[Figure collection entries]
>>>>>

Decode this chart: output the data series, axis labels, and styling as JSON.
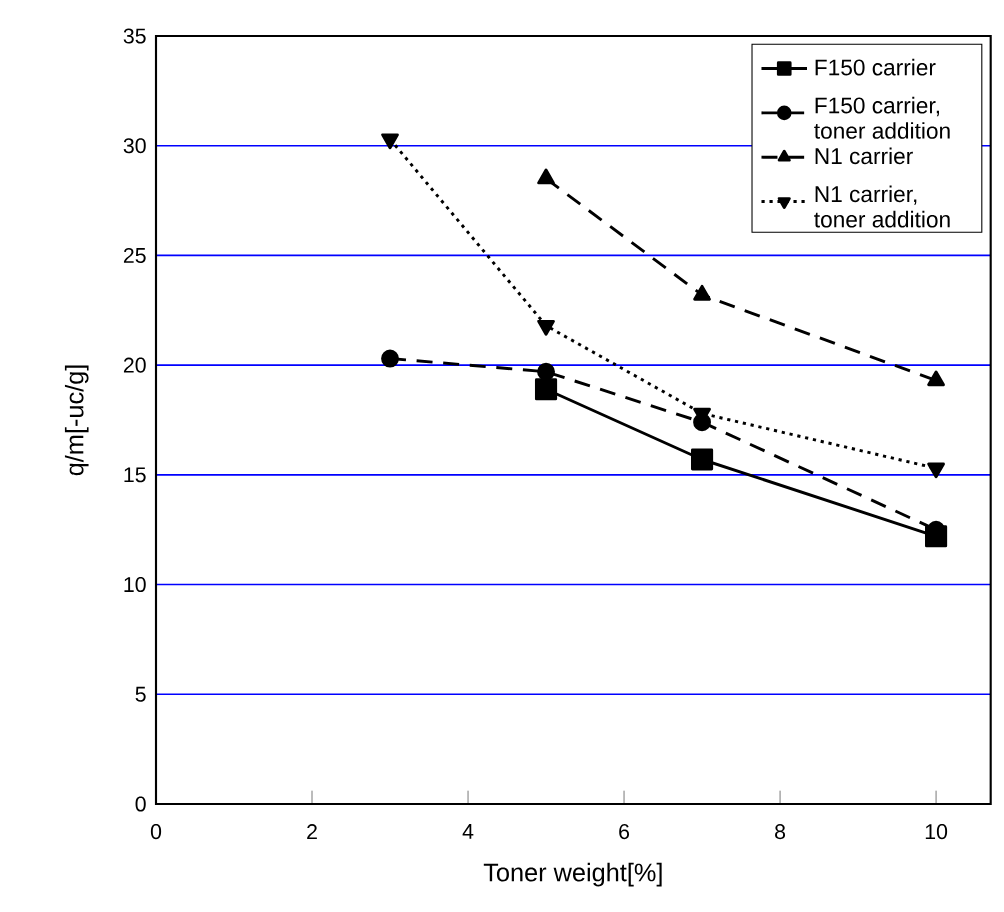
{
  "chart_data": {
    "type": "line",
    "xlabel": "Toner weight[%]",
    "ylabel": "q/m[-uc/g]",
    "xlim": [
      0,
      10.7
    ],
    "xticks": [
      0,
      2,
      4,
      6,
      8,
      10
    ],
    "ylim": [
      0,
      35
    ],
    "yticks": [
      0,
      5,
      10,
      15,
      20,
      25,
      30,
      35
    ],
    "grid": "y",
    "legend": "top right",
    "series": [
      {
        "name": "F150 carrier",
        "color": "#000000",
        "x": [
          5,
          7,
          10
        ],
        "values": [
          18.9,
          15.7,
          12.2
        ],
        "marker": "square",
        "line_style": "solid"
      },
      {
        "name": "F150 carrier, toner addition",
        "color": "#000000",
        "x": [
          3,
          5,
          7,
          10
        ],
        "values": [
          20.3,
          19.7,
          17.4,
          12.5
        ],
        "marker": "circle",
        "line_style": "dashed"
      },
      {
        "name": "N1 carrier",
        "color": "#000000",
        "x": [
          5,
          7,
          10
        ],
        "values": [
          28.5,
          23.2,
          19.3
        ],
        "marker": "triangle",
        "line_style": "dashed"
      },
      {
        "name": "N1 carrier, toner addition",
        "color": "#000000",
        "x": [
          3,
          5,
          7,
          10
        ],
        "values": [
          30.3,
          21.8,
          17.8,
          15.3
        ],
        "marker": "triangle-down",
        "line_style": "dotted"
      }
    ]
  }
}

<<<<<

* WHAT IS REQUIRED: Find the word "name" in the records and pull out each line that has it.

* REPLY:
        "name": "F150 carrier",
        "name": "F150 carrier, toner addition",
        "name": "N1 carrier",
        "name": "N1 carrier, toner addition",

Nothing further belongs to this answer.